**WHAT THE TASK REQUIRES:**
Each line of the material below should be reproduced exactly.

**THE INPUT:**
-- begin --

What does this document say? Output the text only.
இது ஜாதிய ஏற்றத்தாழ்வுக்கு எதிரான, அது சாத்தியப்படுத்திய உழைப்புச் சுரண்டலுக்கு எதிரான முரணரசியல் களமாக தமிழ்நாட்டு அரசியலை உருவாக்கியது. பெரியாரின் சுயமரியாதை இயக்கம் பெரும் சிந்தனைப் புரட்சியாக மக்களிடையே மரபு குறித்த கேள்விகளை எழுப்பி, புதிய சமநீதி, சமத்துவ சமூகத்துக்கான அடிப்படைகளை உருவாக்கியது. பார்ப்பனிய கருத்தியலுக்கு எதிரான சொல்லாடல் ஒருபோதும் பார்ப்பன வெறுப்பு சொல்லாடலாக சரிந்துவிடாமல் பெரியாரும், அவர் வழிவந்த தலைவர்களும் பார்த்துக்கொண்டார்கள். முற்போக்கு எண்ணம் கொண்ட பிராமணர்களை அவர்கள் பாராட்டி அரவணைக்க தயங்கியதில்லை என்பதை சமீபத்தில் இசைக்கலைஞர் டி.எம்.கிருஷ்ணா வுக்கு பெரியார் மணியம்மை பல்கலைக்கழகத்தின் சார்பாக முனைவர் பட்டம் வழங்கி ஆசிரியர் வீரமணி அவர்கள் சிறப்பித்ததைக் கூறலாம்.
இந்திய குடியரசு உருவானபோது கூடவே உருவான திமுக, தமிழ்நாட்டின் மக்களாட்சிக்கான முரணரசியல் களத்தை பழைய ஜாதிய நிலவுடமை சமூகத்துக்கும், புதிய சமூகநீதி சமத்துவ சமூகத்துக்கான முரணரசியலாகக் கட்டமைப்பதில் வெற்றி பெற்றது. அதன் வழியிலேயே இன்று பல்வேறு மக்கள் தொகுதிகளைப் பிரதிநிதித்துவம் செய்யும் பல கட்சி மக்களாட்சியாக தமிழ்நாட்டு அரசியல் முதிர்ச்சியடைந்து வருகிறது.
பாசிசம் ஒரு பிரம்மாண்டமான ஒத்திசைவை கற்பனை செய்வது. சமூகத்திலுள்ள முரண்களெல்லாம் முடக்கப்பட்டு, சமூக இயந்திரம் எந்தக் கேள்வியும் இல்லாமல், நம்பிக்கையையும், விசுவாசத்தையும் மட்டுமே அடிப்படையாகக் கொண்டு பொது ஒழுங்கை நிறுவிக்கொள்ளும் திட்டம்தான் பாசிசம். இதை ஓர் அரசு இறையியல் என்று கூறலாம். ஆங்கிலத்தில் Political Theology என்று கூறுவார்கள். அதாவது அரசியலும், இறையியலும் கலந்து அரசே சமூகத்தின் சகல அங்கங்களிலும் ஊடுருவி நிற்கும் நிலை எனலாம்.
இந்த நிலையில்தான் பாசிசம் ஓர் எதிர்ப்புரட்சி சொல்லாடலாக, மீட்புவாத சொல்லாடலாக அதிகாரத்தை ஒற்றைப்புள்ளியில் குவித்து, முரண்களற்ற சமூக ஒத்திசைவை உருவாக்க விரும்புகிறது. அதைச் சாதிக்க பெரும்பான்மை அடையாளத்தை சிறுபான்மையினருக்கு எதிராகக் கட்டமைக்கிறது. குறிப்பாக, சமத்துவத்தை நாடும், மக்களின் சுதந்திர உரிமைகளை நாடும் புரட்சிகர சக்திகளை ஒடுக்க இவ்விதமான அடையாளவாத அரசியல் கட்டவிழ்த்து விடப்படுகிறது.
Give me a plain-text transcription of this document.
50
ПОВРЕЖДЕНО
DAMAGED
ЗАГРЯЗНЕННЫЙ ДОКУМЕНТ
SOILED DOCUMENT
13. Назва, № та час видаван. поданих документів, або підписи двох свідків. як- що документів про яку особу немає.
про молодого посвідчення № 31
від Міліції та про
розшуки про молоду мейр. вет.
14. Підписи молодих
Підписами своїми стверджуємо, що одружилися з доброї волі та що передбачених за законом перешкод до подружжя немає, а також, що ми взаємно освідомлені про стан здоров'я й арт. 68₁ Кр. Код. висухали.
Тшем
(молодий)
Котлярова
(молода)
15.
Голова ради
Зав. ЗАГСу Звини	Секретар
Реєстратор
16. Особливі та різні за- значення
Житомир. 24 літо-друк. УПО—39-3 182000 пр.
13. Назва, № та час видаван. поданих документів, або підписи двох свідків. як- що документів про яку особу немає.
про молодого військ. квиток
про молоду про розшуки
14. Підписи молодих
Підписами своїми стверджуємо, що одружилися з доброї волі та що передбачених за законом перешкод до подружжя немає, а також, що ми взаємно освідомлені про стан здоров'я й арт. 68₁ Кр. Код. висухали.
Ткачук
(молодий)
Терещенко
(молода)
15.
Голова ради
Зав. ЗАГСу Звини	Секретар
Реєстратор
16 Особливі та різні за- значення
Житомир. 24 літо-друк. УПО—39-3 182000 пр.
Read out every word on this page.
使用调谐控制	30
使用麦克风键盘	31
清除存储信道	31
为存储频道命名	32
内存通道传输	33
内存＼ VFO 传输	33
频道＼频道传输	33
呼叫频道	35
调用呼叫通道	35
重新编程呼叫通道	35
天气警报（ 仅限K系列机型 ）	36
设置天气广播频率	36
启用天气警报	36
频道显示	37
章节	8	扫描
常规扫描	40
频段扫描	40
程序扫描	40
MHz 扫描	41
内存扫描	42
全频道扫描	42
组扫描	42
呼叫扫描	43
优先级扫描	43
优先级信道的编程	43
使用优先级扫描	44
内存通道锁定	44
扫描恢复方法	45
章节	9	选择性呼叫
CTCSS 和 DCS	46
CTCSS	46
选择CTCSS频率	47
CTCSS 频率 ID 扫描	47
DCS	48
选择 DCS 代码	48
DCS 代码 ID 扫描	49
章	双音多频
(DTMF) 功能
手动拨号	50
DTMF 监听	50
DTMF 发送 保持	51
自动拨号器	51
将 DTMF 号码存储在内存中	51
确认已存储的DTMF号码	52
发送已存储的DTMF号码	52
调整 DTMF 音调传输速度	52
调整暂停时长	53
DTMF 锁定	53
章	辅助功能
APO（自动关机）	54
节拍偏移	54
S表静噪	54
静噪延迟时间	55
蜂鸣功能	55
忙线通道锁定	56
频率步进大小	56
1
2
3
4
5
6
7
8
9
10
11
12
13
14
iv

-- end --

**TASK ANSWER:**
What does this document say? Output the text only.
இது ஜாதிய ஏற்றத்தாழ்வுக்கு எதிரான, அது சாத்தியப்படுத்திய உழைப்புச் சுரண்டலுக்கு எதிரான முரணரசியல் களமாக தமிழ்நாட்டு அரசியலை உருவாக்கியது. பெரியாரின் சுயமரியாதை இயக்கம் பெரும் சிந்தனைப் புரட்சியாக மக்களிடையே மரபு குறித்த கேள்விகளை எழுப்பி, புதிய சமநீதி, சமத்துவ சமூகத்துக்கான அடிப்படைகளை உருவாக்கியது. பார்ப்பனிய கருத்தியலுக்கு எதிரான சொல்லாடல் ஒருபோதும் பார்ப்பன வெறுப்பு சொல்லாடலாக சரிந்துவிடாமல் பெரியாரும், அவர் வழிவந்த தலைவர்களும் பார்த்துக்கொண்டார்கள். முற்போக்கு எண்ணம் கொண்ட பிராமணர்களை அவர்கள் பாராட்டி அரவணைக்க தயங்கியதில்லை என்பதை சமீபத்தில் இசைக்கலைஞர் டி.எம்.கிருஷ்ணா வுக்கு பெரியார் மணியம்மை பல்கலைக்கழகத்தின் சார்பாக முனைவர் பட்டம் வழங்கி ஆசிரியர் வீரமணி அவர்கள் சிறப்பித்ததைக் கூறலாம்.
இந்திய குடியரசு உருவானபோது கூடவே உருவான திமுக, தமிழ்நாட்டின் மக்களாட்சிக்கான முரணரசியல் களத்தை பழைய ஜாதிய நிலவுடமை சமூகத்துக்கும், புதிய சமூகநீதி சமத்துவ சமூகத்துக்கான முரணரசியலாகக் கட்டமைப்பதில் வெற்றி பெற்றது. அதன் வழியிலேயே இன்று பல்வேறு மக்கள் தொகுதிகளைப் பிரதிநிதித்துவம் செய்யும் பல கட்சி மக்களாட்சியாக தமிழ்நாட்டு அரசியல் முதிர்ச்சியடைந்து வருகிறது.
பாசிசம் ஒரு பிரம்மாண்டமான ஒத்திசைவை கற்பனை செய்வது. சமூகத்திலுள்ள முரண்களெல்லாம் முடக்கப்பட்டு, சமூக இயந்திரம் எந்தக் கேள்வியும் இல்லாமல், நம்பிக்கையையும், விசுவாசத்தையும் மட்டுமே அடிப்படையாகக் கொண்டு பொது ஒழுங்கை நிறுவிக்கொள்ளும் திட்டம்தான் பாசிசம். இதை ஓர் அரசு இறையியல் என்று கூறலாம். ஆங்கிலத்தில் Political Theology என்று கூறுவார்கள். அதாவது அரசியலும், இறையியலும் கலந்து அரசே சமூகத்தின் சகல அங்கங்களிலும் ஊடுருவி நிற்கும் நிலை எனலாம்.
இந்த நிலையில்தான் பாசிசம் ஓர் எதிர்ப்புரட்சி சொல்லாடலாக, மீட்புவாத சொல்லாடலாக அதிகாரத்தை ஒற்றைப்புள்ளியில் குவித்து, முரண்களற்ற சமூக ஒத்திசைவை உருவாக்க விரும்புகிறது. அதைச் சாதிக்க பெரும்பான்மை அடையாளத்தை சிறுபான்மையினருக்கு எதிராகக் கட்டமைக்கிறது. குறிப்பாக, சமத்துவத்தை நாடும், மக்களின் சுதந்திர உரிமைகளை நாடும் புரட்சிகர சக்திகளை ஒடுக்க இவ்விதமான அடையாளவாத அரசியல் கட்டவிழ்த்து விடப்படுகிறது.
Give me a plain-text transcription of this document.
50
ПОВРЕЖДЕНО
DAMAGED
ЗАГРЯЗНЕННЫЙ ДОКУМЕНТ
SOILED DOCUMENT
13. Назва, № та час видаван. поданих документів, або підписи двох свідків. як- що документів про яку особу немає.
про молодого посвідчення № 31
від Міліції та про
розшуки про молоду мейр. вет.
14. Підписи молодих
Підписами своїми стверджуємо, що одружилися з доброї волі та що передбачених за законом перешкод до подружжя немає, а також, що ми взаємно освідомлені про стан здоров'я й арт. 68₁ Кр. Код. висухали.
Тшем
(молодий)
Котлярова
(молода)
15.
Голова ради
Зав. ЗАГСу Звини	Секретар
Реєстратор
16. Особливі та різні за- значення
Житомир. 24 літо-друк. УПО—39-3 182000 пр.
13. Назва, № та час видаван. поданих документів, або підписи двох свідків. як- що документів про яку особу немає.
про молодого військ. квиток
про молоду про розшуки
14. Підписи молодих
Підписами своїми стверджуємо, що одружилися з доброї волі та що передбачених за законом перешкод до подружжя немає, а також, що ми взаємно освідомлені про стан здоров'я й арт. 68₁ Кр. Код. висухали.
Ткачук
(молодий)
Терещенко
(молода)
15.
Голова ради
Зав. ЗАГСу Звини	Секретар
Реєстратор
16 Особливі та різні за- значення
Житомир. 24 літо-друк. УПО—39-3 182000 пр.
Read out every word on this page.
使用调谐控制	30
使用麦克风键盘	31
清除存储信道	31
为存储频道命名	32
内存通道传输	33
内存＼ VFO 传输	33
频道＼频道传输	33
呼叫频道	35
调用呼叫通道	35
重新编程呼叫通道	35
天气警报（ 仅限K系列机型 ）	36
设置天气广播频率	36
启用天气警报	36
频道显示	37
章节	8	扫描
常规扫描	40
频段扫描	40
程序扫描	40
MHz 扫描	41
内存扫描	42
全频道扫描	42
组扫描	42
呼叫扫描	43
优先级扫描	43
优先级信道的编程	43
使用优先级扫描	44
内存通道锁定	44
扫描恢复方法	45
章节	9	选择性呼叫
CTCSS 和 DCS	46
CTCSS	46
选择CTCSS频率	47
CTCSS 频率 ID 扫描	47
DCS	48
选择 DCS 代码	48
DCS 代码 ID 扫描	49
章	双音多频
(DTMF) 功能
手动拨号	50
DTMF 监听	50
DTMF 发送 保持	51
自动拨号器	51
将 DTMF 号码存储在内存中	51
确认已存储的DTMF号码	52
发送已存储的DTMF号码	52
调整 DTMF 音调传输速度	52
调整暂停时长	53
DTMF 锁定	53
章	辅助功能
APO（自动关机）	54
节拍偏移	54
S表静噪	54
静噪延迟时间	55
蜂鸣功能	55
忙线通道锁定	56
频率步进大小	56
1
2
3
4
5
6
7
8
9
10
11
12
13
14
iv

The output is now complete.